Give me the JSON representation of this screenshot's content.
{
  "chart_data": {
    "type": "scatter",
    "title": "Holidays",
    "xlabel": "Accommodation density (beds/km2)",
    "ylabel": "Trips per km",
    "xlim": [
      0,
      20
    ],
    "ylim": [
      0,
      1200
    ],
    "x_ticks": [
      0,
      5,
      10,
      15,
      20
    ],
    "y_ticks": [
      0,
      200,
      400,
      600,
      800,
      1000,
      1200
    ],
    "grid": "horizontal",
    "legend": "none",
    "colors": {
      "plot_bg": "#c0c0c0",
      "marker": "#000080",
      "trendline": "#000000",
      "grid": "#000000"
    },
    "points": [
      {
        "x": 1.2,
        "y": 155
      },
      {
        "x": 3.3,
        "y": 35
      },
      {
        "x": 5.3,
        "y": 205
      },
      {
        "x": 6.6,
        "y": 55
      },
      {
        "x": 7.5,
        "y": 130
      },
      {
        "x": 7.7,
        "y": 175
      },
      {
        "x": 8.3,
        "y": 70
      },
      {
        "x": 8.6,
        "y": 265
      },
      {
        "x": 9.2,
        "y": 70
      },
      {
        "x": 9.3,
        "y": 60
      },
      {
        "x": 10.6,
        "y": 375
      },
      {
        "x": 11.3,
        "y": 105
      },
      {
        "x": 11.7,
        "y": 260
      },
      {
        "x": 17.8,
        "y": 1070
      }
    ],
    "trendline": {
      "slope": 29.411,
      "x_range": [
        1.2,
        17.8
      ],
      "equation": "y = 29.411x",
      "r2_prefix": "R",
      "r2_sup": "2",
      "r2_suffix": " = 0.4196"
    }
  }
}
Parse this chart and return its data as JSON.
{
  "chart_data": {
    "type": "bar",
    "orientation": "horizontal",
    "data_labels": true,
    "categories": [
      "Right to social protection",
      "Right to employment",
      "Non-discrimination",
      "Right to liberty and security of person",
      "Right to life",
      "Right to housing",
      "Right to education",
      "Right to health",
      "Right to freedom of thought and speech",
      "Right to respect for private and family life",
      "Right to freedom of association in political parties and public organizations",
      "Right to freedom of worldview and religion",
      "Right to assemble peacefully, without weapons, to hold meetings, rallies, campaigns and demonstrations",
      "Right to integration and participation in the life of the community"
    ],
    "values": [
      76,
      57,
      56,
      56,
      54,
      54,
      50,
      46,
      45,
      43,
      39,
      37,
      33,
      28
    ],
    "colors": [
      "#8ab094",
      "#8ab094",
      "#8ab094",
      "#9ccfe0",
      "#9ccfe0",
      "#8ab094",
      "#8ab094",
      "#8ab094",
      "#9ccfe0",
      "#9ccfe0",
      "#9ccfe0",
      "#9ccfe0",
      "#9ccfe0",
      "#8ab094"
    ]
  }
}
____________________
_The exercise_:
Copy all of the data exactly.

_Exercise response_:
Give me the JSON representation of this screenshot's content.
{
  "chart_data": {
    "type": "scatter",
    "title": "Holidays",
    "xlabel": "Accommodation density (beds/km2)",
    "ylabel": "Trips per km",
    "xlim": [
      0,
      20
    ],
    "ylim": [
      0,
      1200
    ],
    "x_ticks": [
      0,
      5,
      10,
      15,
      20
    ],
    "y_ticks": [
      0,
      200,
      400,
      600,
      800,
      1000,
      1200
    ],
    "grid": "horizontal",
    "legend": "none",
    "colors": {
      "plot_bg": "#c0c0c0",
      "marker": "#000080",
      "trendline": "#000000",
      "grid": "#000000"
    },
    "points": [
      {
        "x": 1.2,
        "y": 155
      },
      {
        "x": 3.3,
        "y": 35
      },
      {
        "x": 5.3,
        "y": 205
      },
      {
        "x": 6.6,
        "y": 55
      },
      {
        "x": 7.5,
        "y": 130
      },
      {
        "x": 7.7,
        "y": 175
      },
      {
        "x": 8.3,
        "y": 70
      },
      {
        "x": 8.6,
        "y": 265
      },
      {
        "x": 9.2,
        "y": 70
      },
      {
        "x": 9.3,
        "y": 60
      },
      {
        "x": 10.6,
        "y": 375
      },
      {
        "x": 11.3,
        "y": 105
      },
      {
        "x": 11.7,
        "y": 260
      },
      {
        "x": 17.8,
        "y": 1070
      }
    ],
    "trendline": {
      "slope": 29.411,
      "x_range": [
        1.2,
        17.8
      ],
      "equation": "y = 29.411x",
      "r2_prefix": "R",
      "r2_sup": "2",
      "r2_suffix": " = 0.4196"
    }
  }
}
Parse this chart and return its data as JSON.
{
  "chart_data": {
    "type": "bar",
    "orientation": "horizontal",
    "data_labels": true,
    "categories": [
      "Right to social protection",
      "Right to employment",
      "Non-discrimination",
      "Right to liberty and security of person",
      "Right to life",
      "Right to housing",
      "Right to education",
      "Right to health",
      "Right to freedom of thought and speech",
      "Right to respect for private and family life",
      "Right to freedom of association in political parties and public organizations",
      "Right to freedom of worldview and religion",
      "Right to assemble peacefully, without weapons, to hold meetings, rallies, campaigns and demonstrations",
      "Right to integration and participation in the life of the community"
    ],
    "values": [
      76,
      57,
      56,
      56,
      54,
      54,
      50,
      46,
      45,
      43,
      39,
      37,
      33,
      28
    ],
    "colors": [
      "#8ab094",
      "#8ab094",
      "#8ab094",
      "#9ccfe0",
      "#9ccfe0",
      "#8ab094",
      "#8ab094",
      "#8ab094",
      "#9ccfe0",
      "#9ccfe0",
      "#9ccfe0",
      "#9ccfe0",
      "#9ccfe0",
      "#8ab094"
    ]
  }
}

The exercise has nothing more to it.